AIM OF THE TASK
Look through the data below and return each line where "subtitle" appears.

Stored data
>>>

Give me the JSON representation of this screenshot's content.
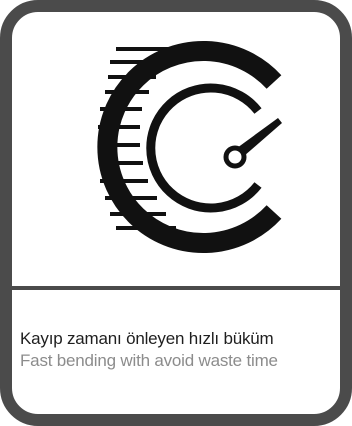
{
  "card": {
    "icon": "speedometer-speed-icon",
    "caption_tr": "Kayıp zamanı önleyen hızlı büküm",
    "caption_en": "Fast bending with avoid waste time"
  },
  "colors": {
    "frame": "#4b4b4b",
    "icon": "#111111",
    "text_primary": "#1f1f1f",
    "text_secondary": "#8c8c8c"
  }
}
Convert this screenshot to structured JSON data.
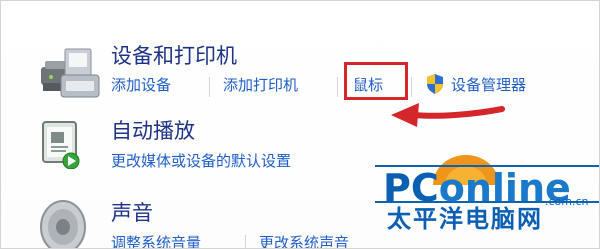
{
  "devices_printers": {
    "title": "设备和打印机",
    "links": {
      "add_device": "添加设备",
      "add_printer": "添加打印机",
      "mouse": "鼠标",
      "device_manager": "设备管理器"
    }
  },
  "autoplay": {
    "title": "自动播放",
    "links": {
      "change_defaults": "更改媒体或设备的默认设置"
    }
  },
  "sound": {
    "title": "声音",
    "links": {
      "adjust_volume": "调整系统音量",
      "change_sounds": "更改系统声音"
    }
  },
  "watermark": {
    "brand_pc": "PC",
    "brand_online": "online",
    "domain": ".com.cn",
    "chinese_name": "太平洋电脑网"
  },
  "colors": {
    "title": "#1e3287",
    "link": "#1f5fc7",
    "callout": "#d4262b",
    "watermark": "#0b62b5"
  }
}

<<<
>>>

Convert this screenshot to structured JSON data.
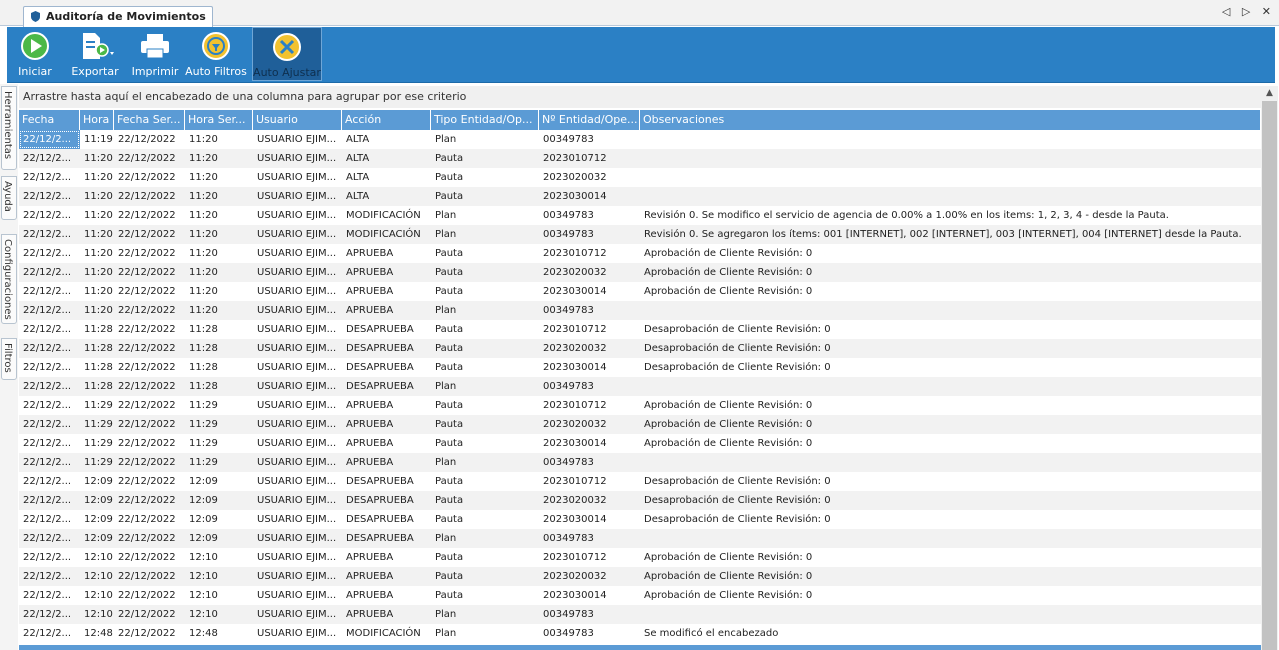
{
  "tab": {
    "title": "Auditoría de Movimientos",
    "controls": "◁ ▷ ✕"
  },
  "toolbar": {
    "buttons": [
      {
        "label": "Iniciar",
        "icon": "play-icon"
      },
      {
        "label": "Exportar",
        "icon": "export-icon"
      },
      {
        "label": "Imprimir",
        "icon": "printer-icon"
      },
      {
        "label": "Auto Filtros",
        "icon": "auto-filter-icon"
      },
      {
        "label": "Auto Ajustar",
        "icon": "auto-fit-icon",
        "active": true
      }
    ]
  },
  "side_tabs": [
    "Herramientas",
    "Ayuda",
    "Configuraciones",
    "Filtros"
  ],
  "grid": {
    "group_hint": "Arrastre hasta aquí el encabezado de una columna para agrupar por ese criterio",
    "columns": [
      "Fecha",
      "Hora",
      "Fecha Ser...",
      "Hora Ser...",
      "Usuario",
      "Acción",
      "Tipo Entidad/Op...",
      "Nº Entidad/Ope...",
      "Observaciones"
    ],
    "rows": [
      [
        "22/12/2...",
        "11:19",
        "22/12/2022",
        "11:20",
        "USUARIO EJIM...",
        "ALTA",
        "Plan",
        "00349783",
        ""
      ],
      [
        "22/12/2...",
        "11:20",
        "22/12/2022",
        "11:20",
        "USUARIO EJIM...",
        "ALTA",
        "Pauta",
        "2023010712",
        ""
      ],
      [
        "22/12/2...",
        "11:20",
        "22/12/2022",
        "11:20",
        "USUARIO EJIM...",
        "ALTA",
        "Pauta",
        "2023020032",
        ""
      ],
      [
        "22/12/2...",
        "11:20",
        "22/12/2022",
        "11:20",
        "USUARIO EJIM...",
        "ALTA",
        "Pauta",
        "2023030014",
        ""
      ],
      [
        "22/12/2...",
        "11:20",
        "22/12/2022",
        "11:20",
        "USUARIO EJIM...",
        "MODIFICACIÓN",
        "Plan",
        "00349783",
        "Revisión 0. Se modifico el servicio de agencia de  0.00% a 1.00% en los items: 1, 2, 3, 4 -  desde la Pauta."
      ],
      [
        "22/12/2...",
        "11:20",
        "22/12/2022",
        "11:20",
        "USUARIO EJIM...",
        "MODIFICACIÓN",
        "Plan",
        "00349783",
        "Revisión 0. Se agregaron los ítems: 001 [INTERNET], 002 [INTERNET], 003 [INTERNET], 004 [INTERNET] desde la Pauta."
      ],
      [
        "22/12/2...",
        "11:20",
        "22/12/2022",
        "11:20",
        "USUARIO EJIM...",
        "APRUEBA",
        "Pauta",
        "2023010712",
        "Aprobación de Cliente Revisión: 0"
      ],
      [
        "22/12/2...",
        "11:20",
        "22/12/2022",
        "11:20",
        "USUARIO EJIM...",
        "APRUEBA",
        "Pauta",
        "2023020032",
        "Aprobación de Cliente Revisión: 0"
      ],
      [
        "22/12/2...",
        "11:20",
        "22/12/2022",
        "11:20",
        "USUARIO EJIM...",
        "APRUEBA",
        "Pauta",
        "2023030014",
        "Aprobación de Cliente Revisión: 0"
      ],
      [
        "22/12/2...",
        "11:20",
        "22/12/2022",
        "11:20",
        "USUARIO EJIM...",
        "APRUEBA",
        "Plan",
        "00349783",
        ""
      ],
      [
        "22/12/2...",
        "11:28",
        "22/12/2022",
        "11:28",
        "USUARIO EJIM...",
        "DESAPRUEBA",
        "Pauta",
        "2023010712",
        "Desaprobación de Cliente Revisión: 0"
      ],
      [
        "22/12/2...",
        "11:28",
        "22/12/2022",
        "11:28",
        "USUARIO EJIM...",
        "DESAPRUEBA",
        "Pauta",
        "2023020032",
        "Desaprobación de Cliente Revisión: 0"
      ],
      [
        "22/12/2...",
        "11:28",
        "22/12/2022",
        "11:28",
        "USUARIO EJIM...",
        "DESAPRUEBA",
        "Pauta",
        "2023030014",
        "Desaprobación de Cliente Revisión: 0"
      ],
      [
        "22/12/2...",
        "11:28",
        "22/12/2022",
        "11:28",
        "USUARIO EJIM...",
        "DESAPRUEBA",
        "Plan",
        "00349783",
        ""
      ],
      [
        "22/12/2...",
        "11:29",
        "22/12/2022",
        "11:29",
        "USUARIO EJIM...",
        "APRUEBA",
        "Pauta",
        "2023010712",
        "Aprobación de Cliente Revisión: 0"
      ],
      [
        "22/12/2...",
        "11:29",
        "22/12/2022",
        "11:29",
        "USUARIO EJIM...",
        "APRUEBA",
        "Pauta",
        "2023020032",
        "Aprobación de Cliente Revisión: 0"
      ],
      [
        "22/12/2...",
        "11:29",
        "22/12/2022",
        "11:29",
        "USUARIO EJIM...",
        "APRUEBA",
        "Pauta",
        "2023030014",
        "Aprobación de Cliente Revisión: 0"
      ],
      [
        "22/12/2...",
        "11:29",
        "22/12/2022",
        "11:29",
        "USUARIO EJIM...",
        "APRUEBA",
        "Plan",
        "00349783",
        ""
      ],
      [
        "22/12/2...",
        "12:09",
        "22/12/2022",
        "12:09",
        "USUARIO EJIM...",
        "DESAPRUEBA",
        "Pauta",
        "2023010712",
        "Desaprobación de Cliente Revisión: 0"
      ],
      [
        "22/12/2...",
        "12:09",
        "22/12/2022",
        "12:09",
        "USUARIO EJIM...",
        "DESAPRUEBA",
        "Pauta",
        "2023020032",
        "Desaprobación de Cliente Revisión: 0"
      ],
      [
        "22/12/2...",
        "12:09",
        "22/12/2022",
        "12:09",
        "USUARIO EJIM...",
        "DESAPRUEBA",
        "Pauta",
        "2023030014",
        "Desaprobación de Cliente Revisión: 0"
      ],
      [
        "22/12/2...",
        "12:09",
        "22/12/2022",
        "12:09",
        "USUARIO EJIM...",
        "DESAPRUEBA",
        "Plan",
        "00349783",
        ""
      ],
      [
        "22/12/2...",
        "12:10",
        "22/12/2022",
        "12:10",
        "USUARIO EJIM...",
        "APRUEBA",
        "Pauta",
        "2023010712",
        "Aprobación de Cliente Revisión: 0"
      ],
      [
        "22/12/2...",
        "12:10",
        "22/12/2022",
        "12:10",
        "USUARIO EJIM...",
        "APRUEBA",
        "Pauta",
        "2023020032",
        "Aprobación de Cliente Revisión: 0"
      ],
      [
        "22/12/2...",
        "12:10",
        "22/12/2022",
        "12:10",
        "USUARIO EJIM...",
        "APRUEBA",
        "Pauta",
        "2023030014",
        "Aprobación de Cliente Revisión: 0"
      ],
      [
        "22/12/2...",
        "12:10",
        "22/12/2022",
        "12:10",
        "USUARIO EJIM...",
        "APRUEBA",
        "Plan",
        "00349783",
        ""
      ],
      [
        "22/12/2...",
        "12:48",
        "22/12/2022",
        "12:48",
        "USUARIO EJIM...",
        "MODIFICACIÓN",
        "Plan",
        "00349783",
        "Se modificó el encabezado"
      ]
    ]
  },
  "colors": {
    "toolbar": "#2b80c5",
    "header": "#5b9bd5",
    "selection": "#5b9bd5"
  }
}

<<<
>>>

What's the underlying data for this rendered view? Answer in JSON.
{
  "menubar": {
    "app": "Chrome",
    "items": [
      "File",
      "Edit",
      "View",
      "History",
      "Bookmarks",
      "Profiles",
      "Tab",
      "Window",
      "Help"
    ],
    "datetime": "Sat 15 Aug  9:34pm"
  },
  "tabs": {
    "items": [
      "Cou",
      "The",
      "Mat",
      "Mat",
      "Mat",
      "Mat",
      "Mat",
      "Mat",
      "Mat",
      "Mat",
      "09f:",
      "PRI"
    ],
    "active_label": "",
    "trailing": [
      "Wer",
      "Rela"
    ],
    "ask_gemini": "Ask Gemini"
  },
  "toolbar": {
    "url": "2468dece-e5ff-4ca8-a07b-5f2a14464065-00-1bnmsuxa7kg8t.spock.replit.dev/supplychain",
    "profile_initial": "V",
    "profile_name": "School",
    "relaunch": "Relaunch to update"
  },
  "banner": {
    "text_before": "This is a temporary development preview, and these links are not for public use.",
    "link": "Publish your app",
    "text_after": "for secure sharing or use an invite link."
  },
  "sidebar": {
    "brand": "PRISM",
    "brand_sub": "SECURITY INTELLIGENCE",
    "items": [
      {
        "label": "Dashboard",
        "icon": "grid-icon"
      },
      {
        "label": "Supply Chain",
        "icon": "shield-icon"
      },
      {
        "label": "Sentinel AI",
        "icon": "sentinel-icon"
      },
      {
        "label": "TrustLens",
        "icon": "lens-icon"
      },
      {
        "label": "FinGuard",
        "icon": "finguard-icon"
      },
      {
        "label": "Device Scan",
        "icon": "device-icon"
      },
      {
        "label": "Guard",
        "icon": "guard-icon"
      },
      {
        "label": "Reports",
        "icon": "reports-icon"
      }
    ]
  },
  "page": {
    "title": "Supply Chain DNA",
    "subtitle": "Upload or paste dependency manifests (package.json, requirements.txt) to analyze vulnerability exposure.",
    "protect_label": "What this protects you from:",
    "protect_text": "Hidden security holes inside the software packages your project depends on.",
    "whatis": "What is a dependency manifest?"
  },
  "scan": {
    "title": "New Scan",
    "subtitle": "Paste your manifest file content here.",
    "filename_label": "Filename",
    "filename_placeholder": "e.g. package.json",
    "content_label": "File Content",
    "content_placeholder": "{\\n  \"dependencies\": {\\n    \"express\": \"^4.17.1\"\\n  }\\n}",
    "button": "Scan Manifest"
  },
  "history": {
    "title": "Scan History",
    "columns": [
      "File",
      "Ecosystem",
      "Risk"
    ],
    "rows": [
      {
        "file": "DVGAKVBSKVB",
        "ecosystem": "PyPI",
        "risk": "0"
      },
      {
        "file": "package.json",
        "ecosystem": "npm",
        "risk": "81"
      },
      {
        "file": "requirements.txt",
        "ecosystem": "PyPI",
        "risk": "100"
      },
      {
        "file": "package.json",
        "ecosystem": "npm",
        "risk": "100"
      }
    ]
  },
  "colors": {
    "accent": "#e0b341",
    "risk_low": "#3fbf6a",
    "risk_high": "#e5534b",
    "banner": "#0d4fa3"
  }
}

<<<

SOLUTION BELOW
    "subtitle": "Upload or paste dependency manifests (package.json, requirements.txt) to analyze vulnerability exposure.",
    "subtitle": "Paste your manifest file content here.",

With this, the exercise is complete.